Copy each line below in which the string "aveva" occurs.
###
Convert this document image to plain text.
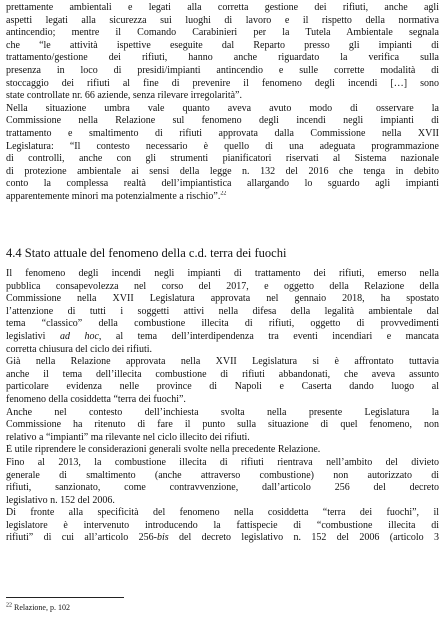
prettamente ambientali e legati alla corretta gestione dei rifiuti, anche agli
aspetti legati alla sicurezza sui luoghi di lavoro e il rispetto della normativa
antincendio; mentre il Comando Carabinieri per la Tutela Ambientale segnala
che “le attività ispettive eseguite dal Reparto presso gli impianti di
trattamento/gestione dei rifiuti, hanno anche riguardato la verifica sulla
presenza in loco di presidi/impianti antincendio e sulle corrette modalità di
stoccaggio dei rifiuti al fine di prevenire il fenomeno degli incendi […] sono
state controllate nr. 66 aziende, senza rilevare irregolarità”.
Nella situazione umbra vale quanto aveva avuto modo di osservare la
Commissione nella Relazione sul fenomeno degli incendi negli impianti di
trattamento e smaltimento di rifiuti approvata dalla Commissione nella XVII
Legislatura: “Il contesto necessario è quello di una adeguata programmazione
di controlli, anche con gli strumenti pianificatori riservati al Sistema nazionale
di protezione ambientale ai sensi della legge n. 132 del 2016 che tenga in debito
conto la complessa realtà dell’impiantistica allargando lo sguardo agli impianti
apparentemente minori ma potenzialmente a rischio”.$^{22}$
4.4 Stato attuale del fenomeno della c.d. terra dei fuochi
Il fenomeno degli incendi negli impianti di trattamento dei rifiuti, emerso nella
pubblica consapevolezza nel corso del 2017, e oggetto della Relazione della
Commissione nella XVII Legislatura approvata nel gennaio 2018, ha spostato
l’attenzione di tutti i soggetti attivi nella difesa della legalità ambientale dal
tema “classico” della combustione illecita di rifiuti, oggetto di provvedimenti
legislativi ad hoc, al tema dell’interdipendenza tra eventi incendiari e mancata
corretta chiusura del ciclo dei rifiuti.
Già nella Relazione approvata nella XVII Legislatura si è affrontato tuttavia
anche il tema dell’illecita combustione di rifiuti abbandonati, che aveva assunto
particolare evidenza nelle province di Napoli e Caserta dando luogo al
fenomeno della cosiddetta “terra dei fuochi”.
Anche nel contesto dell’inchiesta svolta nella presente Legislatura la
Commissione ha ritenuto di fare il punto sulla situazione di quel fenomeno, non
relativo a “impianti” ma rilevante nel ciclo illecito dei rifiuti.
È utile riprendere le considerazioni generali svolte nella precedente Relazione.
Fino al 2013, la combustione illecita di rifiuti rientrava nell’ambito del divieto
generale di smaltimento (anche attraverso combustione) non autorizzato di
rifiuti, sanzionato, come contravvenzione, dall’articolo 256 del decreto
legislativo n. 152 del 2006.
Di fronte alla specificità del fenomeno nella cosiddetta “terra dei fuochi”, il
legislatore è intervenuto introducendo la fattispecie di “combustione illecita di
rifiuti” di cui all’articolo 256-bis del decreto legislativo n. 152 del 2006 (articolo 3
$^{22}$ Relazione, p. 102
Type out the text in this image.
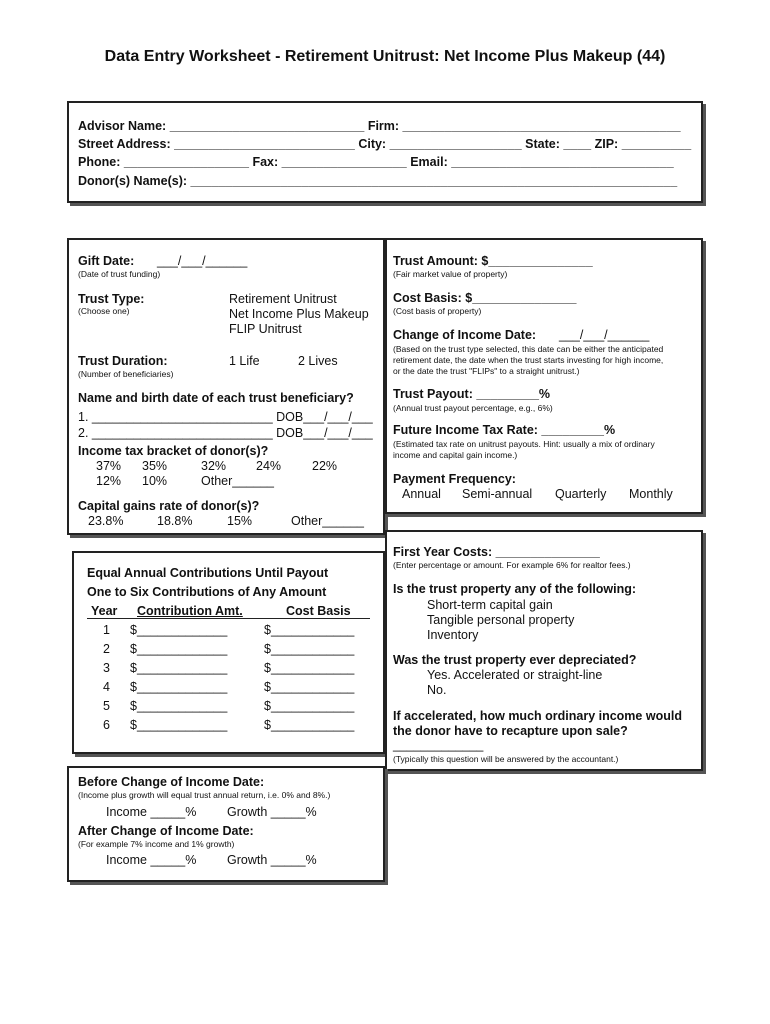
Data Entry Worksheet - Retirement Unitrust: Net Income Plus Makeup (44)
Advisor Name: ____________________________ Firm: ________________________________________
Street Address: __________________________ City: ___________________ State: ____ ZIP: __________
Phone: __________________ Fax: __________________ Email: ________________________________
Donor(s) Name(s): ______________________________________________________________________
Gift Date: ___/___/______
(Date of trust funding)
Trust Type:
(Choose one)
Retirement Unitrust
Net Income Plus Makeup
FLIP Unitrust
Trust Duration:
(Number of beneficiaries)
1 Life	2 Lives
Name and birth date of each trust beneficiary?
1. __________________________ DOB___/___/___
2. __________________________ DOB___/___/___
Income tax bracket of donor(s)?
37% 35%	32% 24% 22%
12% 10%	Other______
Capital gains rate of donor(s)?
23.8%	18.8%	15%	Other______
Trust Amount: $_______________
(Fair market value of property)
Cost Basis: $_______________
(Cost basis of property)
Change of Income Date: ___/___/______
(Based on the trust type selected, this date can be either the anticipated
retirement date, the date when the trust starts investing for high income,
or the date the trust "FLIPs" to a straight unitrust.)
Trust Payout: _________%
(Annual trust payout percentage, e.g., 6%)
Future Income Tax Rate: _________%
(Estimated tax rate on unitrust payouts. Hint: usually a mix of ordinary
income and capital gain income.)
Payment Frequency:
Annual Semi-annual Quarterly Monthly
Equal Annual Contributions Until Payout
One to Six Contributions of Any Amount
Year Contribution Amt.	Cost Basis
1 $_____________	$____________
2 $_____________	$____________
3 $_____________	$____________
4 $_____________	$____________
5 $_____________	$____________
6 $_____________	$____________
First Year Costs: _______________
(Enter percentage or amount. For example 6% for realtor fees.)
Is the trust property any of the following:
Short-term capital gain
Tangible personal property
Inventory
Was the trust property ever depreciated?
Yes. Accelerated or straight-line
No.
If accelerated, how much ordinary income would
the donor have to recapture upon sale?
_____________
(Typically this question will be answered by the accountant.)
Before Change of Income Date:
(Income plus growth will equal trust annual return, i.e. 0% and 8%.)
Income _____% Growth _____%
After Change of Income Date:
(For example 7% income and 1% growth)
Income _____% Growth _____%
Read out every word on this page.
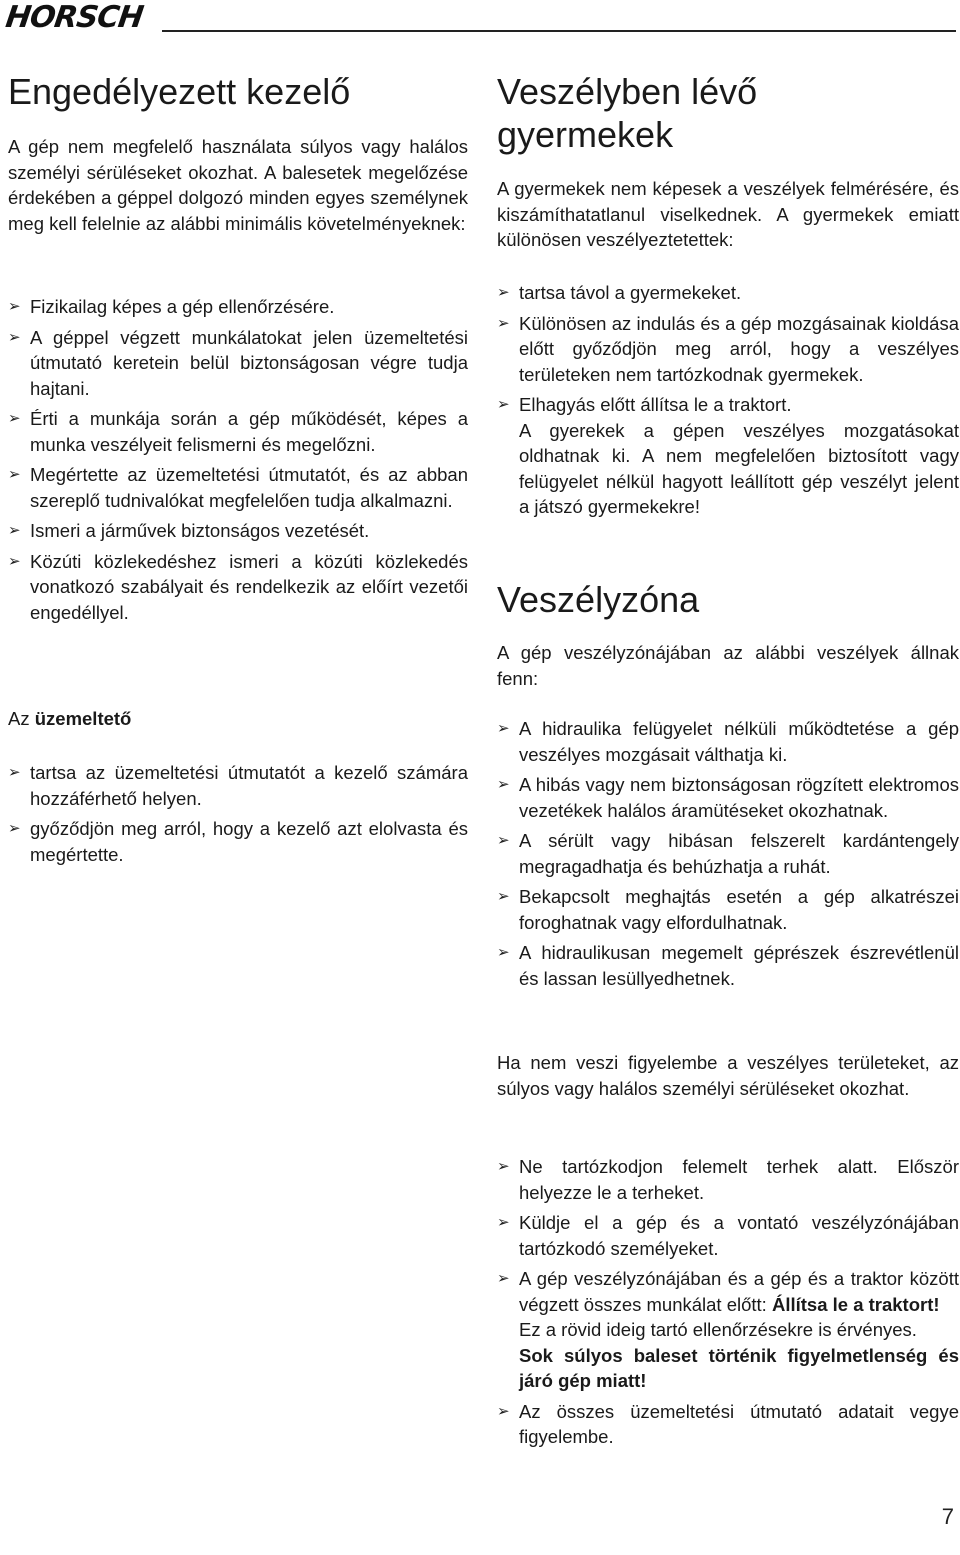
HORSCH
Engedélyezett kezelő

A gép nem megfelelő használata súlyos vagy halálos személyi sérüléseket okozhat. A balesetek megelőzése érdekében a géppel dolgozó minden egyes személynek meg kell felelnie az alábbi minimális követelményeknek:

➢ Fizikailag képes a gép ellenőrzésére.
➢ A géppel végzett munkálatokat jelen üzemeltetési útmutató keretein belül biztonságosan végre tudja hajtani.
➢ Érti a munkája során a gép működését, képes a munka veszélyeit felismerni és megelőzni.
➢ Megértette az üzemeltetési útmutatót, és az abban szereplő tudnivalókat megfelelően tudja alkalmazni.
➢ Ismeri a járművek biztonságos vezetését.
➢ Közúti közlekedéshez ismeri a közúti közlekedés vonatkozó szabályait és rendelkezik az előírt vezetői engedéllyel.

Az üzemeltető

➢ tartsa az üzemeltetési útmutatót a kezelő számára hozzáférhető helyen.
➢ győződjön meg arról, hogy a kezelő azt elolvasta és megértette.
Veszélyben lévő
gyermekek

A gyermekek nem képesek a veszélyek felmérésére, és kiszámíthatatlanul viselkednek. A gyermekek emiatt különösen veszélyeztetettek:

➢ tartsa távol a gyermekeket.
➢ Különösen az indulás és a gép mozgásainak kioldása előtt győződjön meg arról, hogy a veszélyes területeken nem tartózkodnak gyermekek.
➢ Elhagyás előtt állítsa le a traktort.
A gyerekek a gépen veszélyes mozgatásokat oldhatnak ki. A nem megfelelően biztosított vagy felügyelet nélkül hagyott leállított gép veszélyt jelent a játszó gyermekekre!
Veszélyzóna

A gép veszélyzónájában az alábbi veszélyek állnak fenn:

➢ A hidraulika felügyelet nélküli működtetése a gép veszélyes mozgásait válthatja ki.
➢ A hibás vagy nem biztonságosan rögzített elektromos vezetékek halálos áramütéseket okozhatnak.
➢ A sérült vagy hibásan felszerelt kardántengely megragadhatja és behúzhatja a ruhát.
➢ Bekapcsolt meghajtás esetén a gép alkatrészei foroghatnak vagy elfordulhatnak.
➢ A hidraulikusan megemelt géprészek észrevétlenül és lassan lesüllyedhetnek.

Ha nem veszi figyelembe a veszélyes területeket, az súlyos vagy halálos személyi sérüléseket okozhat.

➢ Ne tartózkodjon felemelt terhek alatt. Először helyezze le a terheket.
➢ Küldje el a gép és a vontató veszélyzónájában tartózkodó személyeket.
➢ A gép veszélyzónájában és a gép és a traktor között végzett összes munkálat előtt: Állítsa le a traktort!
Ez a rövid ideig tartó ellenőrzésekre is érvényes.
Sok súlyos baleset történik figyelmetlenség és járó gép miatt!
➢ Az összes üzemeltetési útmutató adatait vegye figyelembe.
7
###
## WRITTEN RESPONSE
Nella situazione umbra vale quanto aveva avuto modo di osservare la
anche il tema dell’illecita combustione di rifiuti abbandonati, che aveva assunto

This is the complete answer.